++++ Records ++++

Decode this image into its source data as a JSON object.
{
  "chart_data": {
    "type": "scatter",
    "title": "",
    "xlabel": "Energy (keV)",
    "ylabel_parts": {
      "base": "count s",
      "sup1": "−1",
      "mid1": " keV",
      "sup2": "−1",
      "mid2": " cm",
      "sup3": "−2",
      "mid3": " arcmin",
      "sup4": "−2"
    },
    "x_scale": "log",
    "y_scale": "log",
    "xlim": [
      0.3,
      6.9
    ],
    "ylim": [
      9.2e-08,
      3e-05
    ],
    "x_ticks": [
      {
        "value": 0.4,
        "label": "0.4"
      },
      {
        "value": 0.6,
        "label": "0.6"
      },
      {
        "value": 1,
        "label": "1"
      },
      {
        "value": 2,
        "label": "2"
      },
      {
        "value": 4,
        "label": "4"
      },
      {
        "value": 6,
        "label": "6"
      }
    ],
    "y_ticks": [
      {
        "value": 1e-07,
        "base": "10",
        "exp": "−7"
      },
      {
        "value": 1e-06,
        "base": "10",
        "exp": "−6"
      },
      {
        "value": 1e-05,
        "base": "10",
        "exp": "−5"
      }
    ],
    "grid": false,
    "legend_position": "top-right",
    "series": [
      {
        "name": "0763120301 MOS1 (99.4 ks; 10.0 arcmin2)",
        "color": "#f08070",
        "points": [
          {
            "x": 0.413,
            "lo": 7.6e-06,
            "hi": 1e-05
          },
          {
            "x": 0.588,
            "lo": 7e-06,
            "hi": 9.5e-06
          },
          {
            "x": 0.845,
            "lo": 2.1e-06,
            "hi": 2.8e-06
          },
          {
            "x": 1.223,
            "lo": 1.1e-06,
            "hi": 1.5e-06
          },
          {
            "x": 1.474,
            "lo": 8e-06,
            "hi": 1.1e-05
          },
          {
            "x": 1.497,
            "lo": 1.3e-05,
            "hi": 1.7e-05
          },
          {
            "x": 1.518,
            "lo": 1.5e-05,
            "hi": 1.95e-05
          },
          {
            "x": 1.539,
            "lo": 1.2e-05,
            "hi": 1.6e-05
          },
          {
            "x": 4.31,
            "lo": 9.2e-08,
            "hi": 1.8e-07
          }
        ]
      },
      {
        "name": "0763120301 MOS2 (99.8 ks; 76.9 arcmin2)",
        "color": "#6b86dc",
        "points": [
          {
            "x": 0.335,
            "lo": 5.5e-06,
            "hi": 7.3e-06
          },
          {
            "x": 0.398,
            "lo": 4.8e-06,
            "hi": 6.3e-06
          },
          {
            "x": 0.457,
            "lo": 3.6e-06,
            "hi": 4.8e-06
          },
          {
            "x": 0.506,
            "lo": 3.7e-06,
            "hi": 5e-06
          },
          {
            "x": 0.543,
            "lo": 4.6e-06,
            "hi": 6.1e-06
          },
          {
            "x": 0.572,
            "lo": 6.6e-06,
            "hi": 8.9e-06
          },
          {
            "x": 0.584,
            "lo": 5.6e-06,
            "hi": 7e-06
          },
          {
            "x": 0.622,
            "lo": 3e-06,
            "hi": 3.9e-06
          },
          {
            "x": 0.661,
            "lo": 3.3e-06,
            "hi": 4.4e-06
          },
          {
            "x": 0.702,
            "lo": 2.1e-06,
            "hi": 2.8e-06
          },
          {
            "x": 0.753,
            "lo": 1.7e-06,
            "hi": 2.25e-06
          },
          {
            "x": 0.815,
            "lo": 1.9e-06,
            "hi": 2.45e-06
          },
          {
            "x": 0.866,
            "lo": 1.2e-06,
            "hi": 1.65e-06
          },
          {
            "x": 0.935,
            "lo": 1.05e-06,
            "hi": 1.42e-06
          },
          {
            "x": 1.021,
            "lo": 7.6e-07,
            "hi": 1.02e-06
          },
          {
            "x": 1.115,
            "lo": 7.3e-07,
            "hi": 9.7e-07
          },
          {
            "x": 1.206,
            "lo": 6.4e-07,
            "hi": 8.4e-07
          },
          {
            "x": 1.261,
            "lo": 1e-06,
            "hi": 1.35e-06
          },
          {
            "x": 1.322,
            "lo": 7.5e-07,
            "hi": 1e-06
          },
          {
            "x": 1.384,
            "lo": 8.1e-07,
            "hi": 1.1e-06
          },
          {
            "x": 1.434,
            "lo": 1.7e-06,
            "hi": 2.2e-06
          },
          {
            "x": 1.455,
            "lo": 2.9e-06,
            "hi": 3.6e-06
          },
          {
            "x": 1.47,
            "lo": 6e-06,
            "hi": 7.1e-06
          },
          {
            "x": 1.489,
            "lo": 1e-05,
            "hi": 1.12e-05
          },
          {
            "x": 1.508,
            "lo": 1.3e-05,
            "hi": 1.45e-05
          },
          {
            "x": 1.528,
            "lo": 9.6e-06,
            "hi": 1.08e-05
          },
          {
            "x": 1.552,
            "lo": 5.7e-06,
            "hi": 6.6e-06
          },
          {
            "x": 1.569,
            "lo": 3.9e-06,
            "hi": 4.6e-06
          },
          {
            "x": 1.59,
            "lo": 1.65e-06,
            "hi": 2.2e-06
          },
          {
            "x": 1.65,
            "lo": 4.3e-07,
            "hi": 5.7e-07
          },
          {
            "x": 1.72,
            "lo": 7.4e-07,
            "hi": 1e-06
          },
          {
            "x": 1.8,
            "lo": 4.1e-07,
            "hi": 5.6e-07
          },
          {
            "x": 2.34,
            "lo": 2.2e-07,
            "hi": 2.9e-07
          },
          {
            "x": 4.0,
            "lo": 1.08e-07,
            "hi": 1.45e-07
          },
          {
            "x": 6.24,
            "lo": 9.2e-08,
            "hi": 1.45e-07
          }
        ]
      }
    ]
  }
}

++++

### The request
Make an exact copy of the data above.

### Answer in full
Decode this image into its source data as a JSON object.
{
  "chart_data": {
    "type": "scatter",
    "title": "",
    "xlabel": "Energy (keV)",
    "ylabel_parts": {
      "base": "count s",
      "sup1": "−1",
      "mid1": " keV",
      "sup2": "−1",
      "mid2": " cm",
      "sup3": "−2",
      "mid3": " arcmin",
      "sup4": "−2"
    },
    "x_scale": "log",
    "y_scale": "log",
    "xlim": [
      0.3,
      6.9
    ],
    "ylim": [
      9.2e-08,
      3e-05
    ],
    "x_ticks": [
      {
        "value": 0.4,
        "label": "0.4"
      },
      {
        "value": 0.6,
        "label": "0.6"
      },
      {
        "value": 1,
        "label": "1"
      },
      {
        "value": 2,
        "label": "2"
      },
      {
        "value": 4,
        "label": "4"
      },
      {
        "value": 6,
        "label": "6"
      }
    ],
    "y_ticks": [
      {
        "value": 1e-07,
        "base": "10",
        "exp": "−7"
      },
      {
        "value": 1e-06,
        "base": "10",
        "exp": "−6"
      },
      {
        "value": 1e-05,
        "base": "10",
        "exp": "−5"
      }
    ],
    "grid": false,
    "legend_position": "top-right",
    "series": [
      {
        "name": "0763120301 MOS1 (99.4 ks; 10.0 arcmin2)",
        "color": "#f08070",
        "points": [
          {
            "x": 0.413,
            "lo": 7.6e-06,
            "hi": 1e-05
          },
          {
            "x": 0.588,
            "lo": 7e-06,
            "hi": 9.5e-06
          },
          {
            "x": 0.845,
            "lo": 2.1e-06,
            "hi": 2.8e-06
          },
          {
            "x": 1.223,
            "lo": 1.1e-06,
            "hi": 1.5e-06
          },
          {
            "x": 1.474,
            "lo": 8e-06,
            "hi": 1.1e-05
          },
          {
            "x": 1.497,
            "lo": 1.3e-05,
            "hi": 1.7e-05
          },
          {
            "x": 1.518,
            "lo": 1.5e-05,
            "hi": 1.95e-05
          },
          {
            "x": 1.539,
            "lo": 1.2e-05,
            "hi": 1.6e-05
          },
          {
            "x": 4.31,
            "lo": 9.2e-08,
            "hi": 1.8e-07
          }
        ]
      },
      {
        "name": "0763120301 MOS2 (99.8 ks; 76.9 arcmin2)",
        "color": "#6b86dc",
        "points": [
          {
            "x": 0.335,
            "lo": 5.5e-06,
            "hi": 7.3e-06
          },
          {
            "x": 0.398,
            "lo": 4.8e-06,
            "hi": 6.3e-06
          },
          {
            "x": 0.457,
            "lo": 3.6e-06,
            "hi": 4.8e-06
          },
          {
            "x": 0.506,
            "lo": 3.7e-06,
            "hi": 5e-06
          },
          {
            "x": 0.543,
            "lo": 4.6e-06,
            "hi": 6.1e-06
          },
          {
            "x": 0.572,
            "lo": 6.6e-06,
            "hi": 8.9e-06
          },
          {
            "x": 0.584,
            "lo": 5.6e-06,
            "hi": 7e-06
          },
          {
            "x": 0.622,
            "lo": 3e-06,
            "hi": 3.9e-06
          },
          {
            "x": 0.661,
            "lo": 3.3e-06,
            "hi": 4.4e-06
          },
          {
            "x": 0.702,
            "lo": 2.1e-06,
            "hi": 2.8e-06
          },
          {
            "x": 0.753,
            "lo": 1.7e-06,
            "hi": 2.25e-06
          },
          {
            "x": 0.815,
            "lo": 1.9e-06,
            "hi": 2.45e-06
          },
          {
            "x": 0.866,
            "lo": 1.2e-06,
            "hi": 1.65e-06
          },
          {
            "x": 0.935,
            "lo": 1.05e-06,
            "hi": 1.42e-06
          },
          {
            "x": 1.021,
            "lo": 7.6e-07,
            "hi": 1.02e-06
          },
          {
            "x": 1.115,
            "lo": 7.3e-07,
            "hi": 9.7e-07
          },
          {
            "x": 1.206,
            "lo": 6.4e-07,
            "hi": 8.4e-07
          },
          {
            "x": 1.261,
            "lo": 1e-06,
            "hi": 1.35e-06
          },
          {
            "x": 1.322,
            "lo": 7.5e-07,
            "hi": 1e-06
          },
          {
            "x": 1.384,
            "lo": 8.1e-07,
            "hi": 1.1e-06
          },
          {
            "x": 1.434,
            "lo": 1.7e-06,
            "hi": 2.2e-06
          },
          {
            "x": 1.455,
            "lo": 2.9e-06,
            "hi": 3.6e-06
          },
          {
            "x": 1.47,
            "lo": 6e-06,
            "hi": 7.1e-06
          },
          {
            "x": 1.489,
            "lo": 1e-05,
            "hi": 1.12e-05
          },
          {
            "x": 1.508,
            "lo": 1.3e-05,
            "hi": 1.45e-05
          },
          {
            "x": 1.528,
            "lo": 9.6e-06,
            "hi": 1.08e-05
          },
          {
            "x": 1.552,
            "lo": 5.7e-06,
            "hi": 6.6e-06
          },
          {
            "x": 1.569,
            "lo": 3.9e-06,
            "hi": 4.6e-06
          },
          {
            "x": 1.59,
            "lo": 1.65e-06,
            "hi": 2.2e-06
          },
          {
            "x": 1.65,
            "lo": 4.3e-07,
            "hi": 5.7e-07
          },
          {
            "x": 1.72,
            "lo": 7.4e-07,
            "hi": 1e-06
          },
          {
            "x": 1.8,
            "lo": 4.1e-07,
            "hi": 5.6e-07
          },
          {
            "x": 2.34,
            "lo": 2.2e-07,
            "hi": 2.9e-07
          },
          {
            "x": 4.0,
            "lo": 1.08e-07,
            "hi": 1.45e-07
          },
          {
            "x": 6.24,
            "lo": 9.2e-08,
            "hi": 1.45e-07
          }
        ]
      }
    ]
  }
}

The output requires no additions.